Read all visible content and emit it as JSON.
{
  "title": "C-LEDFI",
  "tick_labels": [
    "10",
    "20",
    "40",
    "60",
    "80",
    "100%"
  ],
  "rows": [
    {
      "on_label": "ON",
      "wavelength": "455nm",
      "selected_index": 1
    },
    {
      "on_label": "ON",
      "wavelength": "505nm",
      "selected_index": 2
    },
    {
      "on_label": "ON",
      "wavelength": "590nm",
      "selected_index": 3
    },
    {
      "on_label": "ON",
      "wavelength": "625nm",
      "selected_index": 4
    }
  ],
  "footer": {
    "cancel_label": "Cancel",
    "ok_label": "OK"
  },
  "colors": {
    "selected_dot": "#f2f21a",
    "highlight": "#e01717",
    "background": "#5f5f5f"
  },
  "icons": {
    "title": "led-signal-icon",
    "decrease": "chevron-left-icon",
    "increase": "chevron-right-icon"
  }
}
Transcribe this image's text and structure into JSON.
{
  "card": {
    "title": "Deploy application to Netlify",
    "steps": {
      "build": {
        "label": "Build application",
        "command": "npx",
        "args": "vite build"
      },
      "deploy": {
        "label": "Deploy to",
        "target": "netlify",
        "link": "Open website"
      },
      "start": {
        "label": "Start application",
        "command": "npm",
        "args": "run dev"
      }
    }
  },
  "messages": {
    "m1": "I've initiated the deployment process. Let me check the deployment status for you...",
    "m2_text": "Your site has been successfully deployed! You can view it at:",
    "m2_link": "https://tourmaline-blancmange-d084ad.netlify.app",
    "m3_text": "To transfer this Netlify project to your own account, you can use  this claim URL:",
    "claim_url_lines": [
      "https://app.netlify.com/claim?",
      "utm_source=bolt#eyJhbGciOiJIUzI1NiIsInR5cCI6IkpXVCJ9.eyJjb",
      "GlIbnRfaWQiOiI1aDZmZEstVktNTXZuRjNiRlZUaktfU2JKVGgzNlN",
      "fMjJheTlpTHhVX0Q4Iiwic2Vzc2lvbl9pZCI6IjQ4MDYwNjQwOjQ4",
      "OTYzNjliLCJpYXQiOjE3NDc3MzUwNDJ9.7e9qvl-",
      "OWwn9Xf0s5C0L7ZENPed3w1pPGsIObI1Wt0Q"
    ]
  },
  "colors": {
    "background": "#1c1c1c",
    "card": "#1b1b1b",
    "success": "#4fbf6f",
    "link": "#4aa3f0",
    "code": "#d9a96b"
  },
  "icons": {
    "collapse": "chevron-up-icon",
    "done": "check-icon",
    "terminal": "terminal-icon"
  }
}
* * * * * * * * *
[What you need to do] Go through the listing above and locate each line that holds the word "wavelength". Copy those lines.

[Response to the exercise]
      "wavelength": "455nm",
      "wavelength": "505nm",
      "wavelength": "590nm",
      "wavelength": "625nm",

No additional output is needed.